START DATA SECTION
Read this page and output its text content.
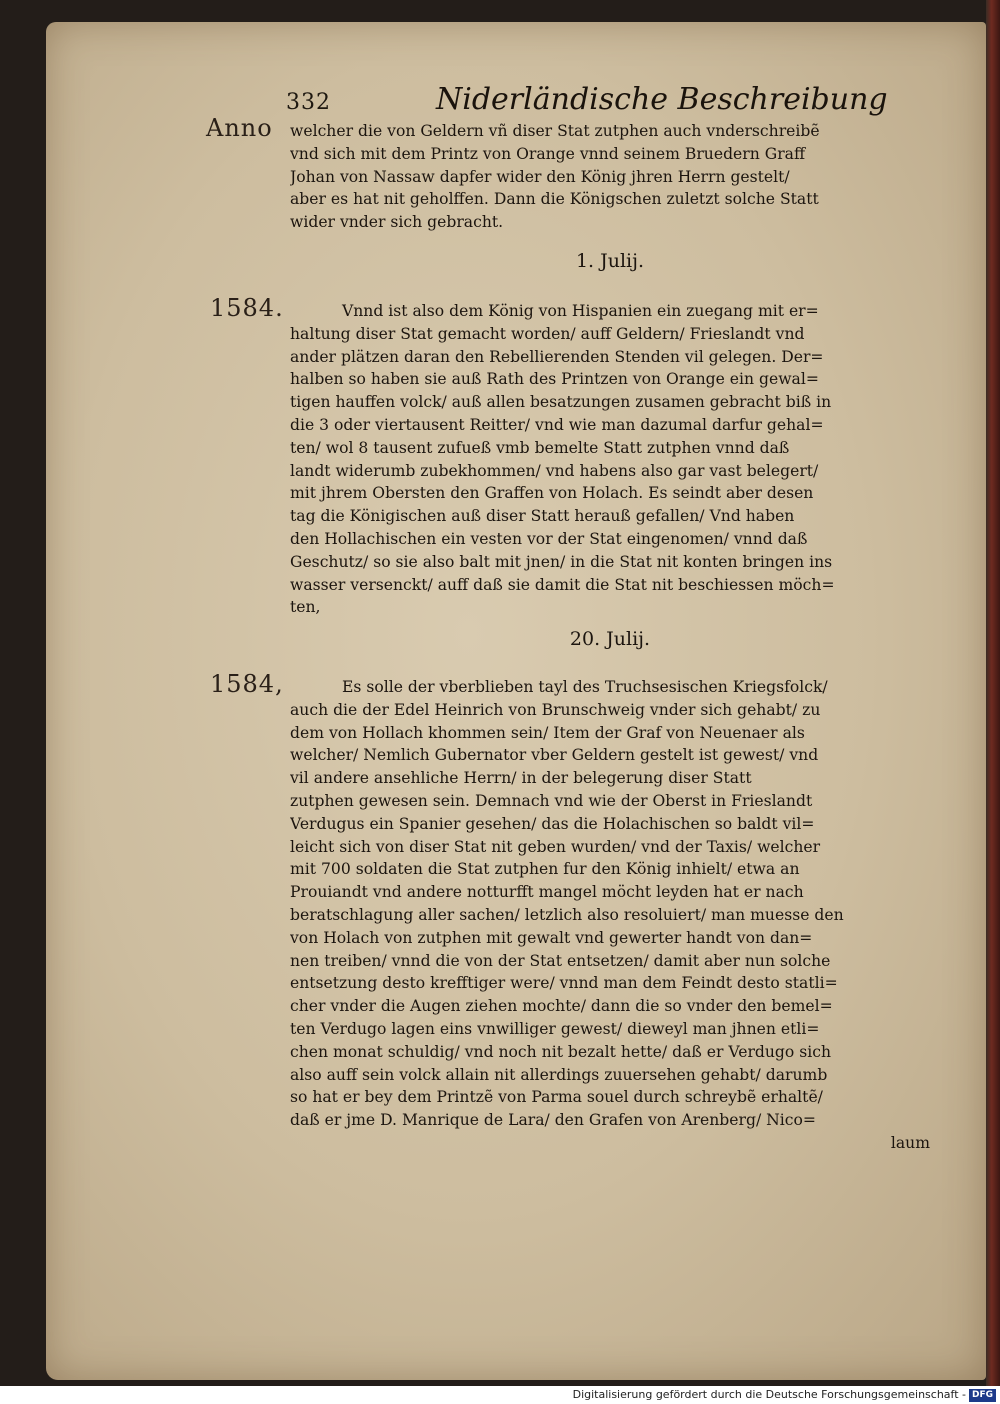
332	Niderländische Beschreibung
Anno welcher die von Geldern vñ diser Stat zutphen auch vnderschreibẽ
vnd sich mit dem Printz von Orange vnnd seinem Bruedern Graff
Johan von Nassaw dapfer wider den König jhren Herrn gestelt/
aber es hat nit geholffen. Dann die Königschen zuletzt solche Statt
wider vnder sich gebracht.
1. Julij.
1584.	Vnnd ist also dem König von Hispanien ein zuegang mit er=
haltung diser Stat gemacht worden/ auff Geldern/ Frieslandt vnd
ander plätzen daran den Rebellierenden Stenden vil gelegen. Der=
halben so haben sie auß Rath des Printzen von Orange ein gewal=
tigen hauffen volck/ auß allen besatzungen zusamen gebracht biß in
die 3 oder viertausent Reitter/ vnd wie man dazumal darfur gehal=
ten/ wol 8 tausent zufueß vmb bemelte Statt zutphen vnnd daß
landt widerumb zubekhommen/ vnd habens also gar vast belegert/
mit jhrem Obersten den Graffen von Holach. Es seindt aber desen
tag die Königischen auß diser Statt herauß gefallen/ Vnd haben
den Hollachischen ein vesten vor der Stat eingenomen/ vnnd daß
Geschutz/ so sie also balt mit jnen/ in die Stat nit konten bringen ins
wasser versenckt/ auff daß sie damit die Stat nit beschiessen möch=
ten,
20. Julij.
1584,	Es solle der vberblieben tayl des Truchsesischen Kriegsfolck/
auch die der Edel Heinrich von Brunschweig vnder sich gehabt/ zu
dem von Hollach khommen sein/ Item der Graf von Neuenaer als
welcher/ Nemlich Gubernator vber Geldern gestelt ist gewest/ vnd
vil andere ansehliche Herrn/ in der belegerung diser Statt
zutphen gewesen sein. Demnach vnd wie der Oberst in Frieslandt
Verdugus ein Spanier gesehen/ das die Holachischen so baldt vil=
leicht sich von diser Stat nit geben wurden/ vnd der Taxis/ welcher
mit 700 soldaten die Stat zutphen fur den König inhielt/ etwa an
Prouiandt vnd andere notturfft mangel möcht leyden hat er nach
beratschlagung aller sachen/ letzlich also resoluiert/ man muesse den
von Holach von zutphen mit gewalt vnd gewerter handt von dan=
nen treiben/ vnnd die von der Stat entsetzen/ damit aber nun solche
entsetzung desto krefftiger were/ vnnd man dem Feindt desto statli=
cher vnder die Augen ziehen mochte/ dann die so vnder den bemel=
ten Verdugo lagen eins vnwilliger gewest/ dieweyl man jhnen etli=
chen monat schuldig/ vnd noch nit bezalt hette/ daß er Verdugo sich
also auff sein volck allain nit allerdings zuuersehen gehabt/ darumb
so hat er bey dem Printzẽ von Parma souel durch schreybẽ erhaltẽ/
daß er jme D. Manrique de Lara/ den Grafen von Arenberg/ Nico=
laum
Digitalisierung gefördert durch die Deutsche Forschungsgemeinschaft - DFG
END DATA SECTION
START DATA SECTION
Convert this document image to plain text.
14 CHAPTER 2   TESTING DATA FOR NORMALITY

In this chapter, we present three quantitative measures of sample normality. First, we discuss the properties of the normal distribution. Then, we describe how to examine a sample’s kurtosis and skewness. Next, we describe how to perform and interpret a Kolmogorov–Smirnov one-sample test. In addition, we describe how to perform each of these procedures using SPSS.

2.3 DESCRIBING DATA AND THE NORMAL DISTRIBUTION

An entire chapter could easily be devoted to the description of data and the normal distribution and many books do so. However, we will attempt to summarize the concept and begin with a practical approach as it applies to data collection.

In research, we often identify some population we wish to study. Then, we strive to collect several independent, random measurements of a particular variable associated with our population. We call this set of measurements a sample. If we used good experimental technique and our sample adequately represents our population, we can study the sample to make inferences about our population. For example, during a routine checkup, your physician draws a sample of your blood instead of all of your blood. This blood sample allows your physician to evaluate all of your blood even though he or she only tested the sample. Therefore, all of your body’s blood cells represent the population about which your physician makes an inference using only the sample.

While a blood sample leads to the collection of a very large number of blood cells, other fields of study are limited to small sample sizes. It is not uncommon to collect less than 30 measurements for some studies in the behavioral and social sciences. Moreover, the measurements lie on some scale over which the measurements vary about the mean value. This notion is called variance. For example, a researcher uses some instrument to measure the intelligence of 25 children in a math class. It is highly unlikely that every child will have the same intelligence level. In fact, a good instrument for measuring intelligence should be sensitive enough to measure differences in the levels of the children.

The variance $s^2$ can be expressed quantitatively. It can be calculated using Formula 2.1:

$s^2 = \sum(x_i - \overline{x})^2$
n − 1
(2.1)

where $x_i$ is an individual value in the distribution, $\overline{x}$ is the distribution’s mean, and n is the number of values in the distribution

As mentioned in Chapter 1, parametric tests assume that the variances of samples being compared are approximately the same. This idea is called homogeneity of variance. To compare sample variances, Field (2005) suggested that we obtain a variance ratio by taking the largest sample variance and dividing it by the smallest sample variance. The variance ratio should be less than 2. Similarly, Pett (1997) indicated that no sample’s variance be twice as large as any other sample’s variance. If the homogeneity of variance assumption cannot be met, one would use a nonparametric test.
END DATA SECTION
START DATA SECTION
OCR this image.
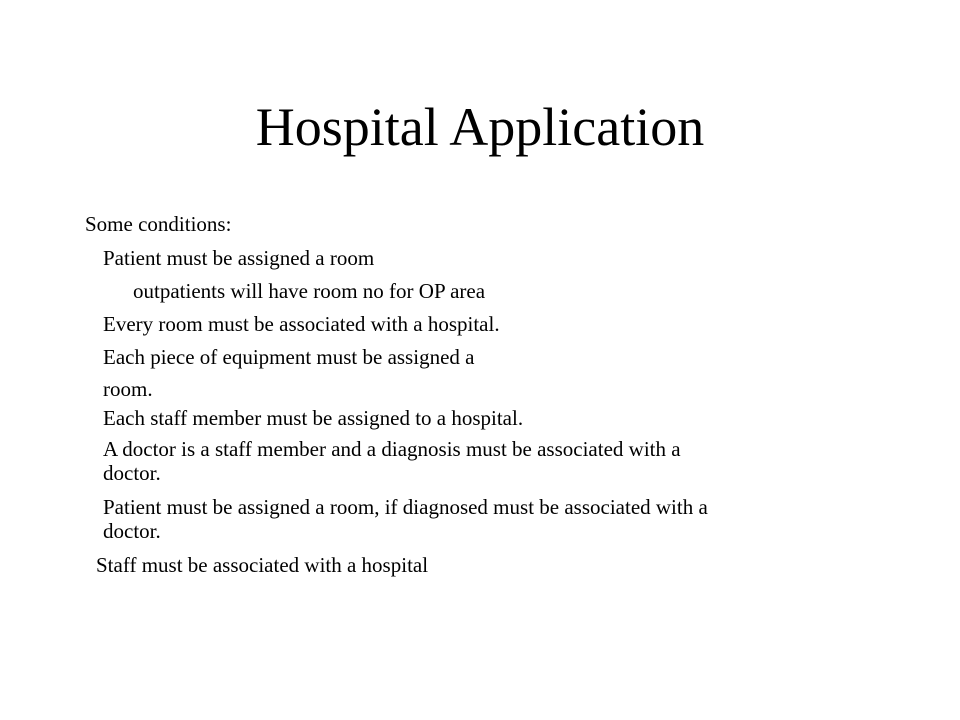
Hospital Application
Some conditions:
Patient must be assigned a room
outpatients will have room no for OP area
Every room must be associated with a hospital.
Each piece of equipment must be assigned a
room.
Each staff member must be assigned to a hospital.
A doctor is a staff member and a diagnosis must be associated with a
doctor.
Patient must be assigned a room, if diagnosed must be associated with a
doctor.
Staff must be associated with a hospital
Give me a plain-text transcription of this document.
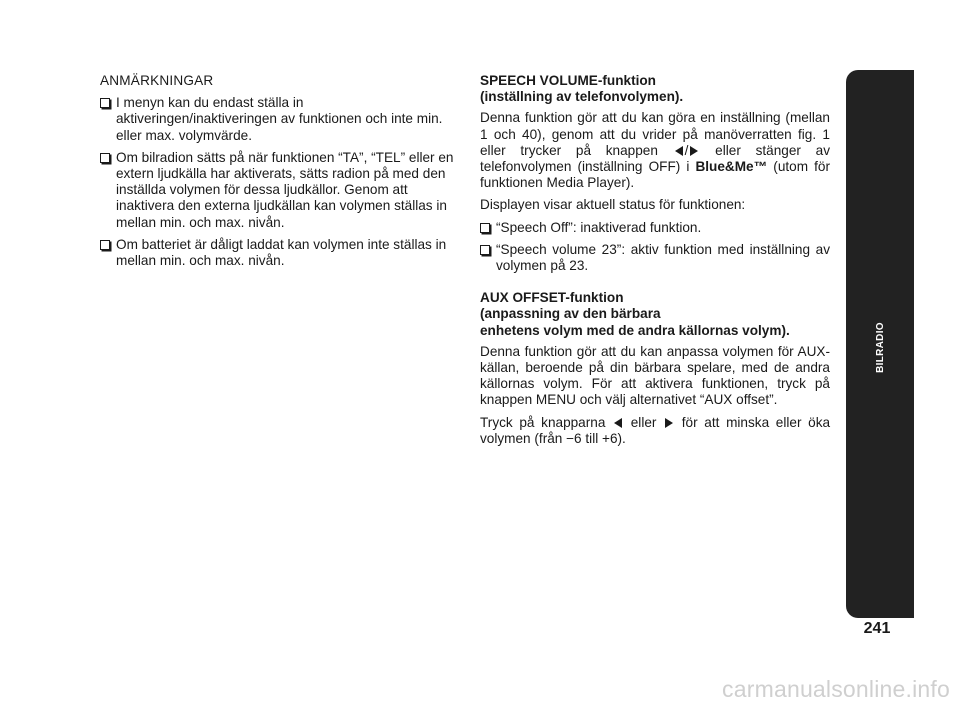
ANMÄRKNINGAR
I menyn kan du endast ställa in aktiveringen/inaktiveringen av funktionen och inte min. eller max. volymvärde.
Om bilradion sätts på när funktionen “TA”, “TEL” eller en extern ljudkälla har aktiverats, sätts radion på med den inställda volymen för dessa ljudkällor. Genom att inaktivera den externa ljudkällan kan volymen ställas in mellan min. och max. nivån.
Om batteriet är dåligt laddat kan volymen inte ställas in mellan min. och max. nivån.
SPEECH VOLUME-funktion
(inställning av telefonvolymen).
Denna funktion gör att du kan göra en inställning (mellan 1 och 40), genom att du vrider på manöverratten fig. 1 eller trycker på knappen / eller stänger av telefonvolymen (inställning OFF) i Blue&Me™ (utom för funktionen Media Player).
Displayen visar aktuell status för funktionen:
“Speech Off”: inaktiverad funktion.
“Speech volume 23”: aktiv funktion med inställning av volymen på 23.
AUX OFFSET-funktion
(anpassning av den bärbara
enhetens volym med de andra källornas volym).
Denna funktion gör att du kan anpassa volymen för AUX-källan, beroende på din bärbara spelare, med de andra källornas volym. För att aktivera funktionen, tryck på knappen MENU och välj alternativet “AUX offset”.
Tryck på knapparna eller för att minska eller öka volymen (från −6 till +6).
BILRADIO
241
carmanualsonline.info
END DATA SECTION
**TRY IT:**
Which lines contain "gestelt"? Copy each of them from the listing.

**WORKED SOLUTION:**
Johan von Nassaw dapfer wider den König jhren Herrn gestelt/
welcher/ Nemlich Gubernator vber Geldern gestelt ist gewest/ vnd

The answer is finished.